§ **WORK TO DO**
Take all the material and copy it exactly.

---------- RECORDS TO PROCESS

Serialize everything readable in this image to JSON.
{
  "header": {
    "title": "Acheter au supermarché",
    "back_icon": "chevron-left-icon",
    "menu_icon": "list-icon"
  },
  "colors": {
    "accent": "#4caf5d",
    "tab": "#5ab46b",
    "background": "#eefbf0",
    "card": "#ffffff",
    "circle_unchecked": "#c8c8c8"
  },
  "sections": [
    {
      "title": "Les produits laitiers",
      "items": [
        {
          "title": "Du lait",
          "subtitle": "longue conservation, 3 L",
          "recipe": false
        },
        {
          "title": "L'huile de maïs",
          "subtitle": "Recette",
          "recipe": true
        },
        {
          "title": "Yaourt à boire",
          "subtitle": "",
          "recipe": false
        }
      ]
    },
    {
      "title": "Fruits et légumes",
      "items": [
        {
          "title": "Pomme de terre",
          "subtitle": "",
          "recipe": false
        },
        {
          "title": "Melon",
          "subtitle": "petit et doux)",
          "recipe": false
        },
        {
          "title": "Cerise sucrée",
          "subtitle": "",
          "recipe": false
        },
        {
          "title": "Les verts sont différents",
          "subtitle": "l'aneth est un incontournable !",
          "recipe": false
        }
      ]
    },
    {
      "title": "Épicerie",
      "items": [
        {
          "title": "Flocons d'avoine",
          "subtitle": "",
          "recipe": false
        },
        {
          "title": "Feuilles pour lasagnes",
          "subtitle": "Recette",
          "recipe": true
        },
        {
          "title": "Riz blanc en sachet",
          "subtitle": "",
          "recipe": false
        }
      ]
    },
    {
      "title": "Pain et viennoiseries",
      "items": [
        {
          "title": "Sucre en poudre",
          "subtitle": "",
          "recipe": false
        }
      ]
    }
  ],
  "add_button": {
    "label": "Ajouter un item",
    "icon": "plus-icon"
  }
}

--------------------

§ **TASK ANSWER**
Serialize everything readable in this image to JSON.
{
  "header": {
    "title": "Acheter au supermarché",
    "back_icon": "chevron-left-icon",
    "menu_icon": "list-icon"
  },
  "colors": {
    "accent": "#4caf5d",
    "tab": "#5ab46b",
    "background": "#eefbf0",
    "card": "#ffffff",
    "circle_unchecked": "#c8c8c8"
  },
  "sections": [
    {
      "title": "Les produits laitiers",
      "items": [
        {
          "title": "Du lait",
          "subtitle": "longue conservation, 3 L",
          "recipe": false
        },
        {
          "title": "L'huile de maïs",
          "subtitle": "Recette",
          "recipe": true
        },
        {
          "title": "Yaourt à boire",
          "subtitle": "",
          "recipe": false
        }
      ]
    },
    {
      "title": "Fruits et légumes",
      "items": [
        {
          "title": "Pomme de terre",
          "subtitle": "",
          "recipe": false
        },
        {
          "title": "Melon",
          "subtitle": "petit et doux)",
          "recipe": false
        },
        {
          "title": "Cerise sucrée",
          "subtitle": "",
          "recipe": false
        },
        {
          "title": "Les verts sont différents",
          "subtitle": "l'aneth est un incontournable !",
          "recipe": false
        }
      ]
    },
    {
      "title": "Épicerie",
      "items": [
        {
          "title": "Flocons d'avoine",
          "subtitle": "",
          "recipe": false
        },
        {
          "title": "Feuilles pour lasagnes",
          "subtitle": "Recette",
          "recipe": true
        },
        {
          "title": "Riz blanc en sachet",
          "subtitle": "",
          "recipe": false
        }
      ]
    },
    {
      "title": "Pain et viennoiseries",
      "items": [
        {
          "title": "Sucre en poudre",
          "subtitle": "",
          "recipe": false
        }
      ]
    }
  ],
  "add_button": {
    "label": "Ajouter un item",
    "icon": "plus-icon"
  }
}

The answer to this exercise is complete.